• **Task inputs**:
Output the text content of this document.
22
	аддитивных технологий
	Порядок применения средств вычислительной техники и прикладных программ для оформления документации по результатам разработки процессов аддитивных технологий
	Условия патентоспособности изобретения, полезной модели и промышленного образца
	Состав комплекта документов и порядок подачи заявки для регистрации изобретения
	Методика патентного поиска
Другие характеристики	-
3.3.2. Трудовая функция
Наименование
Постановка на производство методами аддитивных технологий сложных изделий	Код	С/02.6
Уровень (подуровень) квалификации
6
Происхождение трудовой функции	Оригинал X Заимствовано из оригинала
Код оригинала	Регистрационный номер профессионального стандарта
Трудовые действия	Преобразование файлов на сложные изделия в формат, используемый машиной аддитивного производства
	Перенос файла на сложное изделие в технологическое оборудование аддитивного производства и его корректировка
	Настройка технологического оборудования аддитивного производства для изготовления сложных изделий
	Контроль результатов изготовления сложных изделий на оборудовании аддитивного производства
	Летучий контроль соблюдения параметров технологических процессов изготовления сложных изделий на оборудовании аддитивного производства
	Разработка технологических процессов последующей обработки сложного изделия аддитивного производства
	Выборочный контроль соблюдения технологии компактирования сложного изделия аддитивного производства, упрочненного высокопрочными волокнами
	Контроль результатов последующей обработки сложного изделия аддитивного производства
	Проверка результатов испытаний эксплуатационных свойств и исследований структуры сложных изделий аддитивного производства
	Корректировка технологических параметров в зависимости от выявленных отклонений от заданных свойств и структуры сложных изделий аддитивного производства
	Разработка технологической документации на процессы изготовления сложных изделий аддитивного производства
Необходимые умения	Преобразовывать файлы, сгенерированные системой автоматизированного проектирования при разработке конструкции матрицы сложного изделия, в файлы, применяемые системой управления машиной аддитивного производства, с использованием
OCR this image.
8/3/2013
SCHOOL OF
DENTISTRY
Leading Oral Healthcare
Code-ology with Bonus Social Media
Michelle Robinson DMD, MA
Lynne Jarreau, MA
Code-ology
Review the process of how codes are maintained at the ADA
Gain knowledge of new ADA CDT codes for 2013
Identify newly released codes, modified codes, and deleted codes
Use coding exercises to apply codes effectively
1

• **Your goal**: Hand back the material above in full, exactly as written.

• **Exercise response**:
Output the text content of this document.
22
	аддитивных технологий
	Порядок применения средств вычислительной техники и прикладных программ для оформления документации по результатам разработки процессов аддитивных технологий
	Условия патентоспособности изобретения, полезной модели и промышленного образца
	Состав комплекта документов и порядок подачи заявки для регистрации изобретения
	Методика патентного поиска
Другие характеристики	-
3.3.2. Трудовая функция
Наименование
Постановка на производство методами аддитивных технологий сложных изделий	Код	С/02.6
Уровень (подуровень) квалификации
6
Происхождение трудовой функции	Оригинал X Заимствовано из оригинала
Код оригинала	Регистрационный номер профессионального стандарта
Трудовые действия	Преобразование файлов на сложные изделия в формат, используемый машиной аддитивного производства
	Перенос файла на сложное изделие в технологическое оборудование аддитивного производства и его корректировка
	Настройка технологического оборудования аддитивного производства для изготовления сложных изделий
	Контроль результатов изготовления сложных изделий на оборудовании аддитивного производства
	Летучий контроль соблюдения параметров технологических процессов изготовления сложных изделий на оборудовании аддитивного производства
	Разработка технологических процессов последующей обработки сложного изделия аддитивного производства
	Выборочный контроль соблюдения технологии компактирования сложного изделия аддитивного производства, упрочненного высокопрочными волокнами
	Контроль результатов последующей обработки сложного изделия аддитивного производства
	Проверка результатов испытаний эксплуатационных свойств и исследований структуры сложных изделий аддитивного производства
	Корректировка технологических параметров в зависимости от выявленных отклонений от заданных свойств и структуры сложных изделий аддитивного производства
	Разработка технологической документации на процессы изготовления сложных изделий аддитивного производства
Необходимые умения	Преобразовывать файлы, сгенерированные системой автоматизированного проектирования при разработке конструкции матрицы сложного изделия, в файлы, применяемые системой управления машиной аддитивного производства, с использованием
OCR this image.
8/3/2013
SCHOOL OF
DENTISTRY
Leading Oral Healthcare
Code-ology with Bonus Social Media
Michelle Robinson DMD, MA
Lynne Jarreau, MA
Code-ology
Review the process of how codes are maintained at the ADA
Gain knowledge of new ADA CDT codes for 2013
Identify newly released codes, modified codes, and deleted codes
Use coding exercises to apply codes effectively
1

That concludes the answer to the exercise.